__STATED PROBLEM__. Copy all the material that follows, keeping every character the same.

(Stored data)
************
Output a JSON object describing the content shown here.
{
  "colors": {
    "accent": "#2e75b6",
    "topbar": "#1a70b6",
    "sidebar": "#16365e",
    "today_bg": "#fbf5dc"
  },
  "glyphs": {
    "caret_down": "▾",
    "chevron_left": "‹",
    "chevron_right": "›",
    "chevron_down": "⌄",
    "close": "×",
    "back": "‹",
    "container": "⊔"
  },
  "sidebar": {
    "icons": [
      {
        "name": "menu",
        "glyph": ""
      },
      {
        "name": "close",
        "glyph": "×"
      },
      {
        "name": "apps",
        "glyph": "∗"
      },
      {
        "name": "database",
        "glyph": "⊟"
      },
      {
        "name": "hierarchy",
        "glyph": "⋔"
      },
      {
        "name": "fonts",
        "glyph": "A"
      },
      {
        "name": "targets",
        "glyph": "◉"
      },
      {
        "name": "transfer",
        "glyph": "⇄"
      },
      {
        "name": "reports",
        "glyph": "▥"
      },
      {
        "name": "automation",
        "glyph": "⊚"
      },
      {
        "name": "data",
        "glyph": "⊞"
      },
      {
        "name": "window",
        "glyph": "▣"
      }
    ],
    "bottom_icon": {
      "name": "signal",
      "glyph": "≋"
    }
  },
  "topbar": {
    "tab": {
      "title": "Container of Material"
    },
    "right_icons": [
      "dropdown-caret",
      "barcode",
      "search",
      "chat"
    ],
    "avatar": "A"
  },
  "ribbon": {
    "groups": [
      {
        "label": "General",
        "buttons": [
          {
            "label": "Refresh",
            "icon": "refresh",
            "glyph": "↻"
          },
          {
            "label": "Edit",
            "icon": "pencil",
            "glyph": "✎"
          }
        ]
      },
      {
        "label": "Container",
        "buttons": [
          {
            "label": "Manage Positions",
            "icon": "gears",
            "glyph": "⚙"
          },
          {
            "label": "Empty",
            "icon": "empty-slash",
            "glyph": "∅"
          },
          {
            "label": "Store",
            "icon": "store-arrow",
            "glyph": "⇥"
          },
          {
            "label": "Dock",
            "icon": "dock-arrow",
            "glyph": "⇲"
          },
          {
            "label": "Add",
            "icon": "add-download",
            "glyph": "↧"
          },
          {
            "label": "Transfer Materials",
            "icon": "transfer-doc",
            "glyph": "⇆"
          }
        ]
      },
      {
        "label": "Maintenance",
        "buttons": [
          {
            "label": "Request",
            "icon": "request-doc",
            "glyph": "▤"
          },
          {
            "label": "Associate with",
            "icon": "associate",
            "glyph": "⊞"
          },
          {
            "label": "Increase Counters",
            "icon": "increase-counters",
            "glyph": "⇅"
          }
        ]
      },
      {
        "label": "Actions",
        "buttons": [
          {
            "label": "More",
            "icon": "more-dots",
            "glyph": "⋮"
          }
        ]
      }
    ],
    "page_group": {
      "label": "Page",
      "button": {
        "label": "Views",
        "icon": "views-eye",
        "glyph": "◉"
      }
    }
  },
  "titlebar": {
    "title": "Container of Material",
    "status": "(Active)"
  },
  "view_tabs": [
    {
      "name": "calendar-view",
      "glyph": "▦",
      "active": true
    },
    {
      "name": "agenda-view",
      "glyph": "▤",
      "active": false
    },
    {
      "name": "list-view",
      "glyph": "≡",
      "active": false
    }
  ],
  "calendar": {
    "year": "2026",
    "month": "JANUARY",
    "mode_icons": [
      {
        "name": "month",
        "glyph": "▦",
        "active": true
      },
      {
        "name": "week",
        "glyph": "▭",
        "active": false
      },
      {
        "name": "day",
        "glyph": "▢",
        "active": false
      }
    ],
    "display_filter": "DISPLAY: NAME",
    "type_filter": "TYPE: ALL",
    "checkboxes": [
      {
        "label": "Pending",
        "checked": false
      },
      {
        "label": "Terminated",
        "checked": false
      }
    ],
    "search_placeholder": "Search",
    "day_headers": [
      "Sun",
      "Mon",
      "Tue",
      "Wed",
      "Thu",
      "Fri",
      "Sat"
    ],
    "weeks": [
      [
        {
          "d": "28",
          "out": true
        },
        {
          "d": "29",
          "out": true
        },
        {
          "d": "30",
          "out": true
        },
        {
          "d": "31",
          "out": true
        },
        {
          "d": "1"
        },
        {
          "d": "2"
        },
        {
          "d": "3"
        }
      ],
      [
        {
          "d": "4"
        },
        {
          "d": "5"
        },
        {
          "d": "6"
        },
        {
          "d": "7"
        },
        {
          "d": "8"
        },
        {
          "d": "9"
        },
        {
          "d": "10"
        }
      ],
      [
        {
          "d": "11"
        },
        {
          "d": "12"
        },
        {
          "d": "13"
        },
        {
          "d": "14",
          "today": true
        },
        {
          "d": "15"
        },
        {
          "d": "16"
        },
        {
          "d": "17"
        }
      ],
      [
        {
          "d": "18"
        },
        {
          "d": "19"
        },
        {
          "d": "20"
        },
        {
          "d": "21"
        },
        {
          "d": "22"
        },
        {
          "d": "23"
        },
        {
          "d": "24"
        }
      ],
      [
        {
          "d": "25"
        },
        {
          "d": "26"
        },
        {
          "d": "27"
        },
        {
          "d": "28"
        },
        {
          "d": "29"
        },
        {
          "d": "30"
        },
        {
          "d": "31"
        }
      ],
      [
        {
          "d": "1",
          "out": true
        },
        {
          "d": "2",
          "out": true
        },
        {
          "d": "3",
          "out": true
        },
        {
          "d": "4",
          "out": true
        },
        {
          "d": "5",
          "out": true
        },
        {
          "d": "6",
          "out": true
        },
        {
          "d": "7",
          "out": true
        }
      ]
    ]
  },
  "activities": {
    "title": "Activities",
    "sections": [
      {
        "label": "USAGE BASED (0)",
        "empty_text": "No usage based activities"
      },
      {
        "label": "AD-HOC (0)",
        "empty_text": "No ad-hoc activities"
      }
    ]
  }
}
************
__REPLY TO THE EXERCISE__.
Output a JSON object describing the content shown here.
{
  "colors": {
    "accent": "#2e75b6",
    "topbar": "#1a70b6",
    "sidebar": "#16365e",
    "today_bg": "#fbf5dc"
  },
  "glyphs": {
    "caret_down": "▾",
    "chevron_left": "‹",
    "chevron_right": "›",
    "chevron_down": "⌄",
    "close": "×",
    "back": "‹",
    "container": "⊔"
  },
  "sidebar": {
    "icons": [
      {
        "name": "menu",
        "glyph": ""
      },
      {
        "name": "close",
        "glyph": "×"
      },
      {
        "name": "apps",
        "glyph": "∗"
      },
      {
        "name": "database",
        "glyph": "⊟"
      },
      {
        "name": "hierarchy",
        "glyph": "⋔"
      },
      {
        "name": "fonts",
        "glyph": "A"
      },
      {
        "name": "targets",
        "glyph": "◉"
      },
      {
        "name": "transfer",
        "glyph": "⇄"
      },
      {
        "name": "reports",
        "glyph": "▥"
      },
      {
        "name": "automation",
        "glyph": "⊚"
      },
      {
        "name": "data",
        "glyph": "⊞"
      },
      {
        "name": "window",
        "glyph": "▣"
      }
    ],
    "bottom_icon": {
      "name": "signal",
      "glyph": "≋"
    }
  },
  "topbar": {
    "tab": {
      "title": "Container of Material"
    },
    "right_icons": [
      "dropdown-caret",
      "barcode",
      "search",
      "chat"
    ],
    "avatar": "A"
  },
  "ribbon": {
    "groups": [
      {
        "label": "General",
        "buttons": [
          {
            "label": "Refresh",
            "icon": "refresh",
            "glyph": "↻"
          },
          {
            "label": "Edit",
            "icon": "pencil",
            "glyph": "✎"
          }
        ]
      },
      {
        "label": "Container",
        "buttons": [
          {
            "label": "Manage Positions",
            "icon": "gears",
            "glyph": "⚙"
          },
          {
            "label": "Empty",
            "icon": "empty-slash",
            "glyph": "∅"
          },
          {
            "label": "Store",
            "icon": "store-arrow",
            "glyph": "⇥"
          },
          {
            "label": "Dock",
            "icon": "dock-arrow",
            "glyph": "⇲"
          },
          {
            "label": "Add",
            "icon": "add-download",
            "glyph": "↧"
          },
          {
            "label": "Transfer Materials",
            "icon": "transfer-doc",
            "glyph": "⇆"
          }
        ]
      },
      {
        "label": "Maintenance",
        "buttons": [
          {
            "label": "Request",
            "icon": "request-doc",
            "glyph": "▤"
          },
          {
            "label": "Associate with",
            "icon": "associate",
            "glyph": "⊞"
          },
          {
            "label": "Increase Counters",
            "icon": "increase-counters",
            "glyph": "⇅"
          }
        ]
      },
      {
        "label": "Actions",
        "buttons": [
          {
            "label": "More",
            "icon": "more-dots",
            "glyph": "⋮"
          }
        ]
      }
    ],
    "page_group": {
      "label": "Page",
      "button": {
        "label": "Views",
        "icon": "views-eye",
        "glyph": "◉"
      }
    }
  },
  "titlebar": {
    "title": "Container of Material",
    "status": "(Active)"
  },
  "view_tabs": [
    {
      "name": "calendar-view",
      "glyph": "▦",
      "active": true
    },
    {
      "name": "agenda-view",
      "glyph": "▤",
      "active": false
    },
    {
      "name": "list-view",
      "glyph": "≡",
      "active": false
    }
  ],
  "calendar": {
    "year": "2026",
    "month": "JANUARY",
    "mode_icons": [
      {
        "name": "month",
        "glyph": "▦",
        "active": true
      },
      {
        "name": "week",
        "glyph": "▭",
        "active": false
      },
      {
        "name": "day",
        "glyph": "▢",
        "active": false
      }
    ],
    "display_filter": "DISPLAY: NAME",
    "type_filter": "TYPE: ALL",
    "checkboxes": [
      {
        "label": "Pending",
        "checked": false
      },
      {
        "label": "Terminated",
        "checked": false
      }
    ],
    "search_placeholder": "Search",
    "day_headers": [
      "Sun",
      "Mon",
      "Tue",
      "Wed",
      "Thu",
      "Fri",
      "Sat"
    ],
    "weeks": [
      [
        {
          "d": "28",
          "out": true
        },
        {
          "d": "29",
          "out": true
        },
        {
          "d": "30",
          "out": true
        },
        {
          "d": "31",
          "out": true
        },
        {
          "d": "1"
        },
        {
          "d": "2"
        },
        {
          "d": "3"
        }
      ],
      [
        {
          "d": "4"
        },
        {
          "d": "5"
        },
        {
          "d": "6"
        },
        {
          "d": "7"
        },
        {
          "d": "8"
        },
        {
          "d": "9"
        },
        {
          "d": "10"
        }
      ],
      [
        {
          "d": "11"
        },
        {
          "d": "12"
        },
        {
          "d": "13"
        },
        {
          "d": "14",
          "today": true
        },
        {
          "d": "15"
        },
        {
          "d": "16"
        },
        {
          "d": "17"
        }
      ],
      [
        {
          "d": "18"
        },
        {
          "d": "19"
        },
        {
          "d": "20"
        },
        {
          "d": "21"
        },
        {
          "d": "22"
        },
        {
          "d": "23"
        },
        {
          "d": "24"
        }
      ],
      [
        {
          "d": "25"
        },
        {
          "d": "26"
        },
        {
          "d": "27"
        },
        {
          "d": "28"
        },
        {
          "d": "29"
        },
        {
          "d": "30"
        },
        {
          "d": "31"
        }
      ],
      [
        {
          "d": "1",
          "out": true
        },
        {
          "d": "2",
          "out": true
        },
        {
          "d": "3",
          "out": true
        },
        {
          "d": "4",
          "out": true
        },
        {
          "d": "5",
          "out": true
        },
        {
          "d": "6",
          "out": true
        },
        {
          "d": "7",
          "out": true
        }
      ]
    ]
  },
  "activities": {
    "title": "Activities",
    "sections": [
      {
        "label": "USAGE BASED (0)",
        "empty_text": "No usage based activities"
      },
      {
        "label": "AD-HOC (0)",
        "empty_text": "No ad-hoc activities"
      }
    ]
  }
}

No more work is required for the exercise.